**WHAT TO PRODUCE:**
Would you retype all of these records exactly?

**RECORDS PROVIDED:**
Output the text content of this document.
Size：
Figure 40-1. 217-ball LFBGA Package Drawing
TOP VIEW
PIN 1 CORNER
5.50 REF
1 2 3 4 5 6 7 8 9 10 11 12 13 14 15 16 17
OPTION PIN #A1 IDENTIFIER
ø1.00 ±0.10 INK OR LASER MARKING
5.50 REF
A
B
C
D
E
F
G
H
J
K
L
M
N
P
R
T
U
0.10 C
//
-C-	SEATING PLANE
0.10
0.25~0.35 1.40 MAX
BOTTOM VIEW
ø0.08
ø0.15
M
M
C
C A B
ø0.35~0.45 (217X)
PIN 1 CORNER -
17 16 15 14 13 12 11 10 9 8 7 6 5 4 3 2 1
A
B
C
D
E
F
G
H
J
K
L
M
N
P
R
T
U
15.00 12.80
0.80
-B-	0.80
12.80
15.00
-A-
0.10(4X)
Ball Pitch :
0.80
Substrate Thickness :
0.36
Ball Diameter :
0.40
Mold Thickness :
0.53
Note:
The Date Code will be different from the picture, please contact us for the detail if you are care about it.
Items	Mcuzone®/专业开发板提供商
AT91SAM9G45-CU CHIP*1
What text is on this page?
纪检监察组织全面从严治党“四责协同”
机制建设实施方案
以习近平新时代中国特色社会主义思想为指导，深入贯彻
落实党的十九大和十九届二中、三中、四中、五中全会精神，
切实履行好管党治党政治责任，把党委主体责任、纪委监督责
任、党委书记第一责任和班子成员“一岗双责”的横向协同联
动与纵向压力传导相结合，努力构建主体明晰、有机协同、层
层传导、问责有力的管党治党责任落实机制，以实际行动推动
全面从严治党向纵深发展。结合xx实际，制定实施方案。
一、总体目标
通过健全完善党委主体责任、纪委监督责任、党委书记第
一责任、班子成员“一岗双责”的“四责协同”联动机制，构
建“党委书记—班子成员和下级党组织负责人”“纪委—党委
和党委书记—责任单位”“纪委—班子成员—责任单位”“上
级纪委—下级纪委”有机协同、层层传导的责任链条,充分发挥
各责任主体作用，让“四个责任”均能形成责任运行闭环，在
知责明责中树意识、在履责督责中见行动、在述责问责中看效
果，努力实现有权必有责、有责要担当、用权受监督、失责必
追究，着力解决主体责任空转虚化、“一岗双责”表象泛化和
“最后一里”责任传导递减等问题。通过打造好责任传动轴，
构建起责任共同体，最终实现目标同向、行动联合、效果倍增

**SOLUTION BELOW:**
Output the text content of this document.
Size：
Figure 40-1. 217-ball LFBGA Package Drawing
TOP VIEW
PIN 1 CORNER
5.50 REF
1 2 3 4 5 6 7 8 9 10 11 12 13 14 15 16 17
OPTION PIN #A1 IDENTIFIER
ø1.00 ±0.10 INK OR LASER MARKING
5.50 REF
A
B
C
D
E
F
G
H
J
K
L
M
N
P
R
T
U
0.10 C
//
-C-	SEATING PLANE
0.10
0.25~0.35 1.40 MAX
BOTTOM VIEW
ø0.08
ø0.15
M
M
C
C A B
ø0.35~0.45 (217X)
PIN 1 CORNER -
17 16 15 14 13 12 11 10 9 8 7 6 5 4 3 2 1
A
B
C
D
E
F
G
H
J
K
L
M
N
P
R
T
U
15.00 12.80
0.80
-B-	0.80
12.80
15.00
-A-
0.10(4X)
Ball Pitch :
0.80
Substrate Thickness :
0.36
Ball Diameter :
0.40
Mold Thickness :
0.53
Note:
The Date Code will be different from the picture, please contact us for the detail if you are care about it.
Items	Mcuzone®/专业开发板提供商
AT91SAM9G45-CU CHIP*1
What text is on this page?
纪检监察组织全面从严治党“四责协同”
机制建设实施方案
以习近平新时代中国特色社会主义思想为指导，深入贯彻
落实党的十九大和十九届二中、三中、四中、五中全会精神，
切实履行好管党治党政治责任，把党委主体责任、纪委监督责
任、党委书记第一责任和班子成员“一岗双责”的横向协同联
动与纵向压力传导相结合，努力构建主体明晰、有机协同、层
层传导、问责有力的管党治党责任落实机制，以实际行动推动
全面从严治党向纵深发展。结合xx实际，制定实施方案。
一、总体目标
通过健全完善党委主体责任、纪委监督责任、党委书记第
一责任、班子成员“一岗双责”的“四责协同”联动机制，构
建“党委书记—班子成员和下级党组织负责人”“纪委—党委
和党委书记—责任单位”“纪委—班子成员—责任单位”“上
级纪委—下级纪委”有机协同、层层传导的责任链条,充分发挥
各责任主体作用，让“四个责任”均能形成责任运行闭环，在
知责明责中树意识、在履责督责中见行动、在述责问责中看效
果，努力实现有权必有责、有责要担当、用权受监督、失责必
追究，着力解决主体责任空转虚化、“一岗双责”表象泛化和
“最后一里”责任传导递减等问题。通过打造好责任传动轴，
构建起责任共同体，最终实现目标同向、行动联合、效果倍增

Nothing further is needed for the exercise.